--- Task list ---
• 1. Answer these questions from the article on Ireland's climate action plan below, one answer per line, marked the same way.
(a) By what year is the plan meant to put the country on track for net zero-carbon emissions?
(b) How many heat pumps will be installed under the plan?
(c) Which party leader was especially critical of the plan's transport elements?
• 2. In the article on Ireland's climate action plan below, list every means the Taoiseach names for nudging people and businesses to change behaviour.
• 3. According to the article on Ireland's climate action plan below, why does the plan call for retrofitting 500,000 homes?

--- Selected extract ---
——————————
Ireland publishes a climate change action plan

Words: Roger Milne
Climate change

The Irish Government has published its long-awaited climate action plan. It is designed to set the country on a trajectory to achieve net zero-carbon emissions by 2050.

Ministers stressed the need to change the way homes are heated, how the country is powered and the way the population travels. Significantly, more tree-planting is in prospect.

The plan commits the government to establish a new microgeneration scheme, allowing homeowners to generate their own electricity and sell what they don’t use back to the national grid.

The plan includes major policy shifts to enable a rapid decarbonisation of the country within 12 years, including targets for putting nearly one million electric vehicles on Irish roads as well as the retrofitting of 500,000 homes to make them more energy-efficient in a move that will see 400,000 heat pumps installed.

By 2030, 70 per cent of power generation will be from renewable energy – more than double the current position.

More cycle paths and park-and-ride facilities are planned, as are car-free city and urban centres – a prospect that is already worrying retailers.

The strategy will see a system of five-year carbon budgets and sector targets, underpinned by a new Climate Action Act. All major government investments and decisions will be carbon-proofed, ministers stressed.

Opposition parties criticised aspects of the plan as weak on detail. Green Party leader Eamon Ryan was especially critical of the transport elements of the plan. The Greens also criticised the absence of any costing for many key measures such as afforestation, retrofitting homes and a modal shift in transport.

But some environmental campaigners welcomed the announcement. Friends of the Earth claimed it was the “the biggest innovation in Irish climate policy in 20 years”.

And Taoiseach Leo Varadkar said: “Our approach will be to nudge people and businesses to change behaviour and adapt new technologies through incentives, disincentives, regulations and information. Our objective, as we plan for the future, is to transition to a low-carbon and climate-resilient society”.
——————————
--- Data extract ---
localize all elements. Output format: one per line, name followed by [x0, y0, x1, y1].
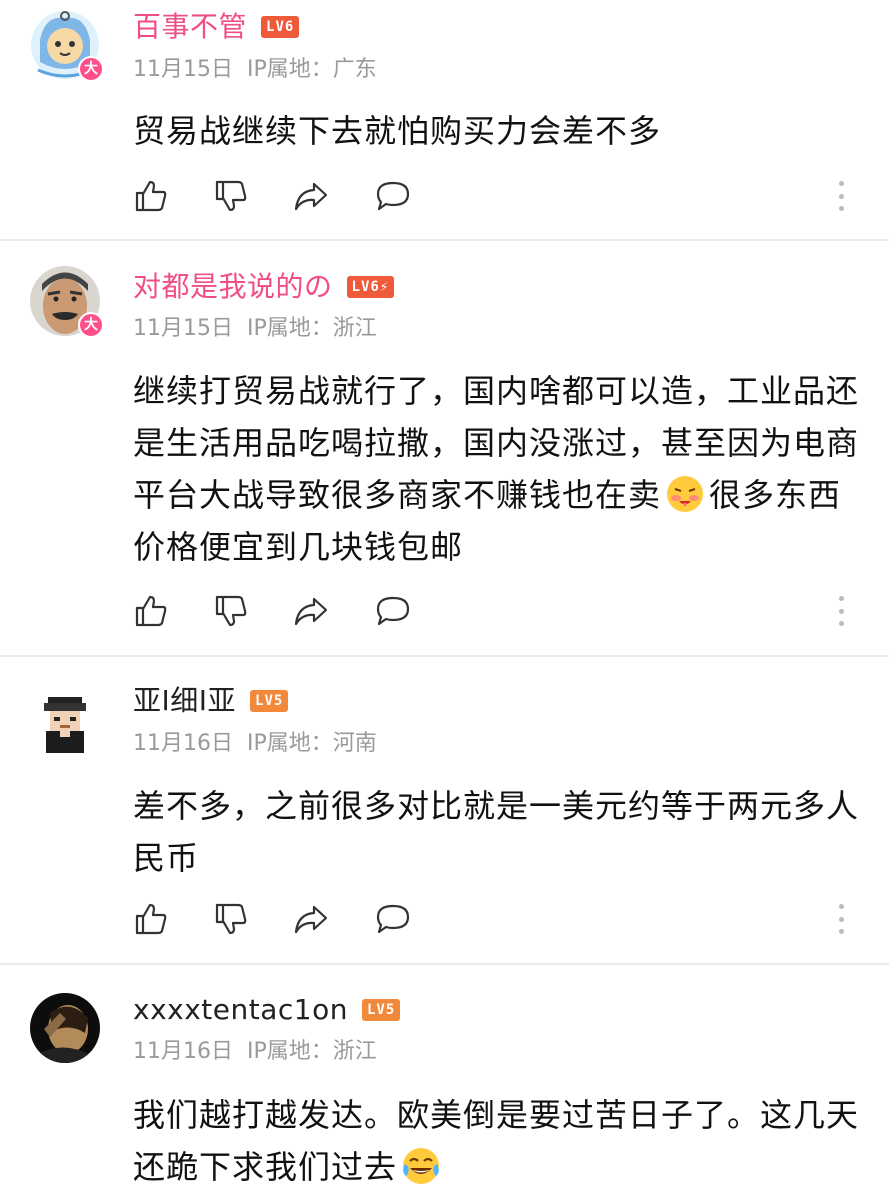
——————————
--- Task results ---
• 1.
(a) 2050
(b) 400,000
(c) Eamon Ryan, leader of the Green Party

• 2. Incentives, disincentives, regulations, information

• 3. The homes are to be retrofitted to make them more energy-efficient. The move will also see 400,000 heat pumps installed.